> _GOAL_
Your copy of the material below should match it exactly, except that it holds no pictures.

╔══

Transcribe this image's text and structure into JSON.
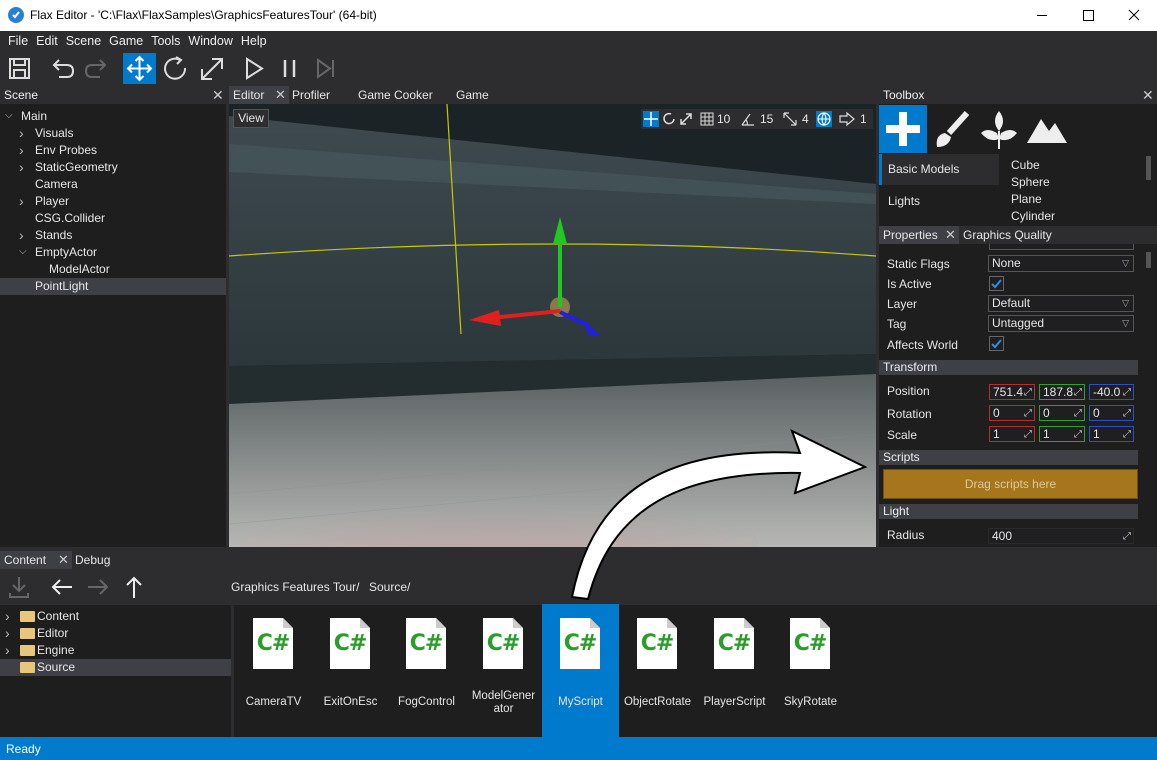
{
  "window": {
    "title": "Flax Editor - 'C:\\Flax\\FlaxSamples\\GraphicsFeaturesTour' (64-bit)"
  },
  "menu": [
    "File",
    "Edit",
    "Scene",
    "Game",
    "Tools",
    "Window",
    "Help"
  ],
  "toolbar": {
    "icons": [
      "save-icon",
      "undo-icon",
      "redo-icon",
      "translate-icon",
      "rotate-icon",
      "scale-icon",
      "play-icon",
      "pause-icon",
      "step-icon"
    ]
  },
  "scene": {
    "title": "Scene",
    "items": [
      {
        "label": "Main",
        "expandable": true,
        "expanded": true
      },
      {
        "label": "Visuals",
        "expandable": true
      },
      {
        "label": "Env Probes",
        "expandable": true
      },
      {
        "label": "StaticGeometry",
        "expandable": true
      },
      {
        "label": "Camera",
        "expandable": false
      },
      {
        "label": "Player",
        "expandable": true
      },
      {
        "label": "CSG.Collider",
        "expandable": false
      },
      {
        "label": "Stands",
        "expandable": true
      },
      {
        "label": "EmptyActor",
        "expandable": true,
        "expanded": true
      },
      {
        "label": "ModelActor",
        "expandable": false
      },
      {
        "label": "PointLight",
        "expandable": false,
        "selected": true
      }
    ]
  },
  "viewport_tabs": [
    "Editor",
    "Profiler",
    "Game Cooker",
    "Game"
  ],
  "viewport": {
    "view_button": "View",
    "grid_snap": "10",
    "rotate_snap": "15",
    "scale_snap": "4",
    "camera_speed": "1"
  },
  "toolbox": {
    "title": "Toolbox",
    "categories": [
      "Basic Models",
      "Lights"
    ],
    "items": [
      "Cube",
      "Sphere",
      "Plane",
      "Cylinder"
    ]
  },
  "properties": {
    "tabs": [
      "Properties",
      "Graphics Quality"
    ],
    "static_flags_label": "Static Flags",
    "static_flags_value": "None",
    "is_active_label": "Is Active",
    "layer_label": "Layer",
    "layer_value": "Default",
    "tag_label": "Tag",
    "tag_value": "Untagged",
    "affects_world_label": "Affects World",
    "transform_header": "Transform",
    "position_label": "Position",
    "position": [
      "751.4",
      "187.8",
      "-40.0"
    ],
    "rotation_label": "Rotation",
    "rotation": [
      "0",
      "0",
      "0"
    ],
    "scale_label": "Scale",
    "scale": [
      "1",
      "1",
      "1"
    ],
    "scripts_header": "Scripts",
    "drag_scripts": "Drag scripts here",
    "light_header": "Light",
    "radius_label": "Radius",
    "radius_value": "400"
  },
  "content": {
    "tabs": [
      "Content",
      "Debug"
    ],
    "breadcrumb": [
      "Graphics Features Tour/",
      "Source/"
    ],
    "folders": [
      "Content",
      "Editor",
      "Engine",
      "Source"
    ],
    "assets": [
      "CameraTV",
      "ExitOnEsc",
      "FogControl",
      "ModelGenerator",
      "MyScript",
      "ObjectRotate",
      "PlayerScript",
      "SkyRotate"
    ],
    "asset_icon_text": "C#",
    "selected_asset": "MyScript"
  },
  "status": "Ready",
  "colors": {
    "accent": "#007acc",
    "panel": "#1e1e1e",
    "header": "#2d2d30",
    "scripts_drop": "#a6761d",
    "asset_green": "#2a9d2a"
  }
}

╚══

> _FINAL RESULT_
Transcribe this image's text and structure into JSON.
{
  "window": {
    "title": "Flax Editor - 'C:\\Flax\\FlaxSamples\\GraphicsFeaturesTour' (64-bit)"
  },
  "menu": [
    "File",
    "Edit",
    "Scene",
    "Game",
    "Tools",
    "Window",
    "Help"
  ],
  "toolbar": {
    "icons": [
      "save-icon",
      "undo-icon",
      "redo-icon",
      "translate-icon",
      "rotate-icon",
      "scale-icon",
      "play-icon",
      "pause-icon",
      "step-icon"
    ]
  },
  "scene": {
    "title": "Scene",
    "items": [
      {
        "label": "Main",
        "expandable": true,
        "expanded": true
      },
      {
        "label": "Visuals",
        "expandable": true
      },
      {
        "label": "Env Probes",
        "expandable": true
      },
      {
        "label": "StaticGeometry",
        "expandable": true
      },
      {
        "label": "Camera",
        "expandable": false
      },
      {
        "label": "Player",
        "expandable": true
      },
      {
        "label": "CSG.Collider",
        "expandable": false
      },
      {
        "label": "Stands",
        "expandable": true
      },
      {
        "label": "EmptyActor",
        "expandable": true,
        "expanded": true
      },
      {
        "label": "ModelActor",
        "expandable": false
      },
      {
        "label": "PointLight",
        "expandable": false,
        "selected": true
      }
    ]
  },
  "viewport_tabs": [
    "Editor",
    "Profiler",
    "Game Cooker",
    "Game"
  ],
  "viewport": {
    "view_button": "View",
    "grid_snap": "10",
    "rotate_snap": "15",
    "scale_snap": "4",
    "camera_speed": "1"
  },
  "toolbox": {
    "title": "Toolbox",
    "categories": [
      "Basic Models",
      "Lights"
    ],
    "items": [
      "Cube",
      "Sphere",
      "Plane",
      "Cylinder"
    ]
  },
  "properties": {
    "tabs": [
      "Properties",
      "Graphics Quality"
    ],
    "static_flags_label": "Static Flags",
    "static_flags_value": "None",
    "is_active_label": "Is Active",
    "layer_label": "Layer",
    "layer_value": "Default",
    "tag_label": "Tag",
    "tag_value": "Untagged",
    "affects_world_label": "Affects World",
    "transform_header": "Transform",
    "position_label": "Position",
    "position": [
      "751.4",
      "187.8",
      "-40.0"
    ],
    "rotation_label": "Rotation",
    "rotation": [
      "0",
      "0",
      "0"
    ],
    "scale_label": "Scale",
    "scale": [
      "1",
      "1",
      "1"
    ],
    "scripts_header": "Scripts",
    "drag_scripts": "Drag scripts here",
    "light_header": "Light",
    "radius_label": "Radius",
    "radius_value": "400"
  },
  "content": {
    "tabs": [
      "Content",
      "Debug"
    ],
    "breadcrumb": [
      "Graphics Features Tour/",
      "Source/"
    ],
    "folders": [
      "Content",
      "Editor",
      "Engine",
      "Source"
    ],
    "assets": [
      "CameraTV",
      "ExitOnEsc",
      "FogControl",
      "ModelGenerator",
      "MyScript",
      "ObjectRotate",
      "PlayerScript",
      "SkyRotate"
    ],
    "asset_icon_text": "C#",
    "selected_asset": "MyScript"
  },
  "status": "Ready",
  "colors": {
    "accent": "#007acc",
    "panel": "#1e1e1e",
    "header": "#2d2d30",
    "scripts_drop": "#a6761d",
    "asset_green": "#2a9d2a"
  }
}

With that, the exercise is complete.